* [REQUIREMENT A]: In the post on capturing network traffic, which program does the author run on the command line to capture packets?
* [REQUIREMENT B]: Resume the post on capturing network traffic after its final sentence.

* [PROVIDED PASSAGE]:
******
Post Banner

I write a lot of network enabled programs for my day job. Often, I have the opposite problem of the classic “It Works On My Machine” issue. Instead, I get a lot of “It Doesn’t Work On My Machine Only” from customers. The program will work perfectly fine everywhere but on the one customer’s network. I have the luxury of controlling the machine and OS my software runs on, as it’s more of an embedded system. But I never have control of the network and the clients that talk to my machine. So sometimes I need to get right down to the network card and take a look at what’s actually happening to get to the bottom of the problem. Honestly, the logs my program generates give me everything I need to know, but capturing the actual traffic on the network card will give me more proof that the problem is not me, or provide a valuable clue as to where my code has gone wrong.

Now, I need to capture these packets over the course of several days. Weeks possibly. Because if I get to the point where I’m bothering to do this, we have an intermittent problem that’s proven elusive. I can run tshark on the command line to capture the packets. This is handy because my embedded systems are command line only. There is no GUI desktop interface to run Wireshark on, and I’m usually connected over an SSH terminal anyway. Plus, you know me: I’m more comfortable on a command line. That’s where I was born and raised on computer interfaces.
******
Source records:
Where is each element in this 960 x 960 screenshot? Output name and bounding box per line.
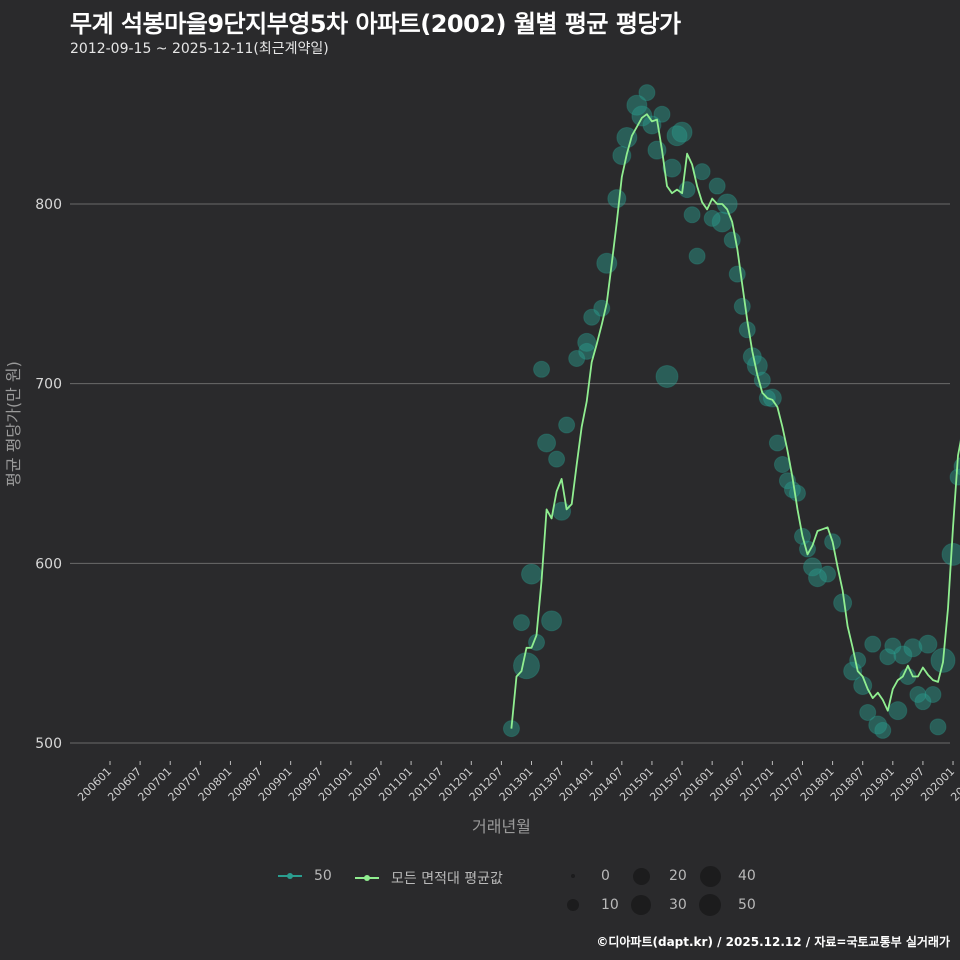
data-point [616,127,638,149]
data-point [626,94,648,116]
chart-subtitle: 2012-09-15 ~ 2025-12-11(최근계약일) [70,41,329,57]
data-point [864,635,882,653]
y-tick-label: 600 [35,556,62,572]
data-point [762,388,782,408]
data-point [568,350,586,368]
legend-line-teal-icon [278,870,302,882]
y-tick-label: 500 [35,736,62,752]
data-point [929,718,947,736]
data-point [631,105,653,127]
size-dot-icon [631,895,651,915]
size-dot-icon [571,874,575,878]
data-point [728,265,746,283]
data-point [607,189,627,209]
data-point [512,614,530,632]
y-axis-label: 평균 평당가(만 원) [4,361,23,487]
legend-size-20: 20 [627,862,687,890]
data-point [688,247,706,265]
data-point [914,693,932,711]
data-point [596,252,618,274]
data-point [671,121,693,143]
data-point [552,501,572,521]
average-line [510,113,960,729]
legend-size-50: 50 [696,891,756,919]
data-point [768,434,786,452]
data-point [521,563,543,585]
size-dot-icon [699,865,721,887]
data-point [893,645,913,665]
y-tick-label: 700 [35,377,62,393]
data-point [723,231,741,249]
legend-size-0: 0 [559,862,610,890]
data-point [868,715,888,735]
data-point [662,158,682,178]
x-axis-label: 거래년월 [472,817,531,836]
data-point [874,721,892,739]
data-point [541,610,563,632]
data-point [819,565,837,583]
data-point [803,557,823,577]
data-point [683,206,701,224]
data-point [548,450,566,468]
data-point [583,308,601,326]
data-point [703,209,721,227]
data-point [773,456,791,474]
size-dot-icon [567,899,579,911]
data-point [903,638,923,658]
data-point [924,685,942,703]
data-point [884,637,902,655]
data-point [909,685,927,703]
legend-size-40: 40 [696,862,756,890]
size-dot-icon [699,894,721,916]
size-dot-icon [632,867,650,885]
data-point [693,163,711,181]
data-point [655,364,679,388]
y-tick-label: 800 [35,197,62,213]
data-point [879,648,897,666]
data-point [788,484,806,502]
legend-line-green-icon [355,872,379,884]
legend-item-50: 50 [278,868,332,884]
data-point [638,84,656,102]
chart-title: 무계 석봉마을9단지부영5차 아파트(2002) 월별 평균 평당가 [70,10,681,38]
data-point [918,634,938,654]
data-point [533,360,551,378]
data-point [733,297,751,315]
data-point [678,181,696,199]
data-point [859,703,877,721]
legend-item-average: 모든 면적대 평균값 [355,868,503,888]
data-point [577,332,597,352]
data-point [558,416,576,434]
data-point [708,177,726,195]
data-point [537,433,557,453]
data-point [653,105,671,123]
data-point [888,701,908,721]
data-point [849,651,867,669]
data-point [808,568,828,588]
legend-size-30: 30 [627,891,687,919]
footer-credit: ©디아파트(dapt.kr) / 2025.12.12 / 자료=국토교통부 실… [596,935,950,949]
data-point [799,540,817,558]
data-point [666,125,688,147]
legend-size-10: 10 [559,891,619,919]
******
* [WRITTEN REPLY A]: tshark

* [WRITTEN REPLY B]:
So we run into another problem. I can’t consume all of the disk space on a single, giant pcap file that spans weeks. I want the file to roll over like my log files do. Normally, I use logrotate, and rotate the logs every 24 hours, keeping only 2 weeks worth. If I can do this with the pacap files, that would be ideal. But if I use logrotate on the file generated by tshark, it gets broken when I snip it from the outside. It’s not a nice text file, or even a Sqlite3 database file like my log files are. I assume some closure and cleanup is done whenever I kill tshark manually that’s not getting done with the typical logrotate process, because the resulting file is useless after it’s been roated.

The solution is dumpcap. It’s my understanding that dumpcap is used by tshark and wireshark. My understanding is limited, because I’ve got a job to do and don’t have time to dig into the bowels of some tool that needs to just do its job. But I do know that dumpcap will perform just like tshark, with the added benefit that it provides options that do the rotation of the caputre files without any other outside tools. I can even use the same capture filters I’m familiar with from tshark.

So, here’s the command I’ve come up with:

dumpcap -i eth0 -w pcap.cap -b files:14 -b duration:86400 -f "tcp" -f "host" -f "port 502" &

Here’s the breakdown:

  • Listen on interface eth0 (we can get that from ifconfig)
  • Output file name is pcap.cap (dumpcap will add some text to this name to differentiate the many files it will create)
  • Keep 14 files (two weeks)
  • Keep the files 24 hours long. (24 hours x 60 minutes x 60 seconds = 86400)
  • Capture only TCP, from remote host at address
  • End the command with an ampersand so that it runs in the background.

Now, I know the amount of traffic to expect between the server and the target machine, but if I didn’t, I risk the possibility of having gigantic files in each 24 hour period. If I were worried about that, I could also limit the capture file size using -b filesize: 16384 for a 16 mb maximum size.

So that’s it. I finally got tired of looking this up every time I needed it, and wrote this blog post so that it would be easy to find.

You Have Permission

Both tshark and dumcap are very skitish when it comes to permissions. It seems like they folow a different and more restrictive set of rules when it comes to where they can even write their output files.

So I run this program as root, and any output files go to /root/.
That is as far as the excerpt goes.